**Stated goal**: Find the lines holding "name" and copy them.

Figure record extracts
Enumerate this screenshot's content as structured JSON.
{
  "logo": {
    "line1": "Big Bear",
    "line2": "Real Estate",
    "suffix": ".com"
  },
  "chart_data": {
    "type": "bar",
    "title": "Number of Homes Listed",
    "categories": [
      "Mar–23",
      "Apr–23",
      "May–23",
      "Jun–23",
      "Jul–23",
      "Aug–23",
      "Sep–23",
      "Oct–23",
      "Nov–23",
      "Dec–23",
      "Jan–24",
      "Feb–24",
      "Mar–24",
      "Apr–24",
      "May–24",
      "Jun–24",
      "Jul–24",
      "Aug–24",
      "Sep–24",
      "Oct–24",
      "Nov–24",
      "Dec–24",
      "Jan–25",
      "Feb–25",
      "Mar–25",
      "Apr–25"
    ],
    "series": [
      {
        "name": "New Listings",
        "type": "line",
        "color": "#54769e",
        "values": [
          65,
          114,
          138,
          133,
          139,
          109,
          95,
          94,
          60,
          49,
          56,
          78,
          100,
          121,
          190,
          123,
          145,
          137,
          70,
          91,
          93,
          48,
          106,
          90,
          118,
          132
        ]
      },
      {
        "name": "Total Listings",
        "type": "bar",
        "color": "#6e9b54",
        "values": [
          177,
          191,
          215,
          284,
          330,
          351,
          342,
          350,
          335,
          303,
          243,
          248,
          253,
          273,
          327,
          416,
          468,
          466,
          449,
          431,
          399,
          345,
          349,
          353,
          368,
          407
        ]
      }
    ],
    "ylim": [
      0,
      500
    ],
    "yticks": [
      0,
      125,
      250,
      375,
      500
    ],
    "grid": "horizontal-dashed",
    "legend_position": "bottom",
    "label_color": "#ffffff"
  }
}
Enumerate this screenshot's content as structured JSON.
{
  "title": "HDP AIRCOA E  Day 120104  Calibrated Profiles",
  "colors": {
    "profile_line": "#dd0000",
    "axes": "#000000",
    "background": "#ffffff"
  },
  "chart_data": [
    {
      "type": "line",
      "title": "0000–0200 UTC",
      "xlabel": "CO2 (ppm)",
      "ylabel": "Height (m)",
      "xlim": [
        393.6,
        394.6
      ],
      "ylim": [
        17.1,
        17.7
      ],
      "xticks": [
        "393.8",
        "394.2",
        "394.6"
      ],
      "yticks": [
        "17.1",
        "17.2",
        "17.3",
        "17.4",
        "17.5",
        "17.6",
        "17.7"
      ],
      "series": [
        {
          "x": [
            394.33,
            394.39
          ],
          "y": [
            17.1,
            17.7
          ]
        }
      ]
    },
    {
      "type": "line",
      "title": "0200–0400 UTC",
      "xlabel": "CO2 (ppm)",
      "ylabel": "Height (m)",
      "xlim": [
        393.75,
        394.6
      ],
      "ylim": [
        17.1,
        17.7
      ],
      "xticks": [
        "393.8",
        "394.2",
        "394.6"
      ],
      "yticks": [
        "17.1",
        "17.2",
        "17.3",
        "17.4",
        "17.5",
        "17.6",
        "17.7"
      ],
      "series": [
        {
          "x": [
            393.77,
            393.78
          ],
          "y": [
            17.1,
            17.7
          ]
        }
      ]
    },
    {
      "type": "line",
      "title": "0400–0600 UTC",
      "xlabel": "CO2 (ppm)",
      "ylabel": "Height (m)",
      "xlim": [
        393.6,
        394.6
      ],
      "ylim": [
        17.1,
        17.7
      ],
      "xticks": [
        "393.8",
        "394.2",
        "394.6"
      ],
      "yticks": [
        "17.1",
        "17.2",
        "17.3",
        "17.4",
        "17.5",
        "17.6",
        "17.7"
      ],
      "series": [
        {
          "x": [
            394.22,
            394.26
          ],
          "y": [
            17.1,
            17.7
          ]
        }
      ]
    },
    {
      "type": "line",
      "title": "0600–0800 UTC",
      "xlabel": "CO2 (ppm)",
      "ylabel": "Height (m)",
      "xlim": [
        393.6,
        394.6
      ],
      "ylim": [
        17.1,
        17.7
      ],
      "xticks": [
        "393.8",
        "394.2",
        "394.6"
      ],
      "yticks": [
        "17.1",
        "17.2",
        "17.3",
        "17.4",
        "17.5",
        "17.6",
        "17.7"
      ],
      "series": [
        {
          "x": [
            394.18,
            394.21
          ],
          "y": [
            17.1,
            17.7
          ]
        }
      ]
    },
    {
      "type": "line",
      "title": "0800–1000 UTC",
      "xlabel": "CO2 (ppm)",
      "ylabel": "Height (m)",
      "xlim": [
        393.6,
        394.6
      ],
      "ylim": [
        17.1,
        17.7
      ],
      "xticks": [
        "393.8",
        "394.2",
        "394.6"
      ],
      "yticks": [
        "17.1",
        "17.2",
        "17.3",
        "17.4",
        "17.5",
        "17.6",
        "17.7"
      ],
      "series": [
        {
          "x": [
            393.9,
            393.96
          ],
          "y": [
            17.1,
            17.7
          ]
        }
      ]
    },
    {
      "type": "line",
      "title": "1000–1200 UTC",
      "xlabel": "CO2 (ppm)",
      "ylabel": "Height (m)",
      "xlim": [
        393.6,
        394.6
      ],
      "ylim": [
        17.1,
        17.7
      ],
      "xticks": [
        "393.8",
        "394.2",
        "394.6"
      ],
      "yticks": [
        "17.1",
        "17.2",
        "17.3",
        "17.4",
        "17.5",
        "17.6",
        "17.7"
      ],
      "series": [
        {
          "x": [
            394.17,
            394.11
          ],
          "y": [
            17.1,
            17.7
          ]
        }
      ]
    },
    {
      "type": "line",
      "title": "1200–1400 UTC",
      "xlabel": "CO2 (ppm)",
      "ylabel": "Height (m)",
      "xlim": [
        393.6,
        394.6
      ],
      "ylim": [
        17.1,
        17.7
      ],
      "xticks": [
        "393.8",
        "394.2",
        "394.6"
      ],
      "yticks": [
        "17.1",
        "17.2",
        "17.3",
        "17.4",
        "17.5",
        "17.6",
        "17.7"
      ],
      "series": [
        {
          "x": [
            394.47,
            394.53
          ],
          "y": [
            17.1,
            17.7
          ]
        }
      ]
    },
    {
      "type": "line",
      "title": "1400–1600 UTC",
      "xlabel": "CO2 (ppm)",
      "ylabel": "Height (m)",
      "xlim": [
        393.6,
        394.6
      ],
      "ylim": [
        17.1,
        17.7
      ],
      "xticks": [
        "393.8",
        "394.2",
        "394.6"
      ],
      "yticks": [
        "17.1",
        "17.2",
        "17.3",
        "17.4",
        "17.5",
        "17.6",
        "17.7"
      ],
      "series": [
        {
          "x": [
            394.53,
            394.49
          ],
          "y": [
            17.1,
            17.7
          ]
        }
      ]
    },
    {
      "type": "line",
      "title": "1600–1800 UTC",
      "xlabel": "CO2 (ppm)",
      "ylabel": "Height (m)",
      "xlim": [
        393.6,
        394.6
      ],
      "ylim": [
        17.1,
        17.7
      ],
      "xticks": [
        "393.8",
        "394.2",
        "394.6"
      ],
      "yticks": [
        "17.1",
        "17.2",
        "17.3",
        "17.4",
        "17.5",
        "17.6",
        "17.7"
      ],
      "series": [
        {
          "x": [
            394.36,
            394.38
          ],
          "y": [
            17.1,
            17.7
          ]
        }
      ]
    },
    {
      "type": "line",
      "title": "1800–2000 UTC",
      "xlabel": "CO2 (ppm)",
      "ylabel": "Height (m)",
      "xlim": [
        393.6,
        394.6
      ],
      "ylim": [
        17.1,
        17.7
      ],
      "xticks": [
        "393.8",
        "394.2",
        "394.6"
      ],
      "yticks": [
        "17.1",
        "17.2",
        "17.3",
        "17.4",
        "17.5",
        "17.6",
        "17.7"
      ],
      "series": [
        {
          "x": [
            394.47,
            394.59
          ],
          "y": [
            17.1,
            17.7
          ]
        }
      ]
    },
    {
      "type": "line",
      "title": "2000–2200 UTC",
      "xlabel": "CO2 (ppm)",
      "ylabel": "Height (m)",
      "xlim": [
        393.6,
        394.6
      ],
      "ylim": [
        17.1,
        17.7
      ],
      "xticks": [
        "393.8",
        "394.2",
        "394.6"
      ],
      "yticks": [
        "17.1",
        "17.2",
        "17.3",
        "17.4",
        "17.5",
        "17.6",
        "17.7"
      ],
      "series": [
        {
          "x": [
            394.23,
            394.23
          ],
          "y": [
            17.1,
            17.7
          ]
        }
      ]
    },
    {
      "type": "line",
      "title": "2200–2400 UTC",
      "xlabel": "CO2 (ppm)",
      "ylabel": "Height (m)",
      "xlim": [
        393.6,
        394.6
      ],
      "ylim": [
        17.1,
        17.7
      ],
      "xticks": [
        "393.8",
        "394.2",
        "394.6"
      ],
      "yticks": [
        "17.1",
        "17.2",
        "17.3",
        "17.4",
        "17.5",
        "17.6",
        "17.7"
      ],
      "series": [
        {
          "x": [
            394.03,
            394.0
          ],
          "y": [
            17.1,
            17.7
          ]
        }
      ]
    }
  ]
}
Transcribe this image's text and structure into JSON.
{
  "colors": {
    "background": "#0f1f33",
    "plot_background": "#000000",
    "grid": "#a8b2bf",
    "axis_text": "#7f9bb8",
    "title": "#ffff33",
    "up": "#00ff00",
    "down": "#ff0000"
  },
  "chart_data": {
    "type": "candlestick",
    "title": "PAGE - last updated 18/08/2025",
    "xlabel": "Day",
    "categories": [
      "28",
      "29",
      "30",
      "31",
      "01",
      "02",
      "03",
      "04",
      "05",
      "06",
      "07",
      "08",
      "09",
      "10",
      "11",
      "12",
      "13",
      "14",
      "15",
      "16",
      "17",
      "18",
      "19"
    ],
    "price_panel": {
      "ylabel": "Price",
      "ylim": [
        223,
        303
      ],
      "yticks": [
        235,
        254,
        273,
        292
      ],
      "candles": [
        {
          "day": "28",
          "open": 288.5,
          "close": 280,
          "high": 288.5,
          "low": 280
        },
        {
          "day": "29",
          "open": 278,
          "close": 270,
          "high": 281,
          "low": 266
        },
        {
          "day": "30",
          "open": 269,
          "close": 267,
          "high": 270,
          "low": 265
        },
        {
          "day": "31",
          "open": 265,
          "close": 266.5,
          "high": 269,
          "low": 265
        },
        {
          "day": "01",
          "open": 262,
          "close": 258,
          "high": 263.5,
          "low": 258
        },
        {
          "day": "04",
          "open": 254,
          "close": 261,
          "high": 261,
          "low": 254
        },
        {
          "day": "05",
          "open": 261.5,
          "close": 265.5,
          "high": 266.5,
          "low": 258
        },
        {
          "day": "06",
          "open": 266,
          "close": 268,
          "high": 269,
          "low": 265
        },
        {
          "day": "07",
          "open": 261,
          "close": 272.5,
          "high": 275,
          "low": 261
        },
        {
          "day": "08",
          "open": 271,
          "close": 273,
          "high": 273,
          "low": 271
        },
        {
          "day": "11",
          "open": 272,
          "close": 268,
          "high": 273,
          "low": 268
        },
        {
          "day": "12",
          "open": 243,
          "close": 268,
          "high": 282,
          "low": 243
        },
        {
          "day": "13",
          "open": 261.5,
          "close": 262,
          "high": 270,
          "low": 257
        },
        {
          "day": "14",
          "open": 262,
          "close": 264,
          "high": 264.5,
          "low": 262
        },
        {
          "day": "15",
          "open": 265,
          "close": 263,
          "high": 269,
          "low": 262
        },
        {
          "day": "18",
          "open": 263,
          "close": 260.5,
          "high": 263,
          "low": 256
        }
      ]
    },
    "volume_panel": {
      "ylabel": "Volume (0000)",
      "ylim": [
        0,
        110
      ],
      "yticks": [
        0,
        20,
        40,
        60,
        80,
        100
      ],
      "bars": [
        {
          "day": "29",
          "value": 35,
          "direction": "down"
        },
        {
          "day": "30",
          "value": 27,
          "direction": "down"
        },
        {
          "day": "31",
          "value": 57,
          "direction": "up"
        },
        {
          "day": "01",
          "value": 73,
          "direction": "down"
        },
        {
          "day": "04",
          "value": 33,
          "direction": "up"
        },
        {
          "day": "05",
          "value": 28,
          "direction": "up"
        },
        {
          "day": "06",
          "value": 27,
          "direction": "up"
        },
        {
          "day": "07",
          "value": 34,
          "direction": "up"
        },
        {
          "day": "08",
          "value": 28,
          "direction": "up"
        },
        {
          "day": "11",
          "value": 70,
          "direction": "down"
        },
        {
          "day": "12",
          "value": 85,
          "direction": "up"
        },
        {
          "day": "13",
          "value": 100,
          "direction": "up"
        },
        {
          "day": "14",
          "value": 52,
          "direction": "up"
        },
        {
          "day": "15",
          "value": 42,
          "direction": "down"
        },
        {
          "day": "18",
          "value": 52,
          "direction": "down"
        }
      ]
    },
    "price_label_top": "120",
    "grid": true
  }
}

**Final answer**:
        "name": "New Listings",
        "name": "Total Listings",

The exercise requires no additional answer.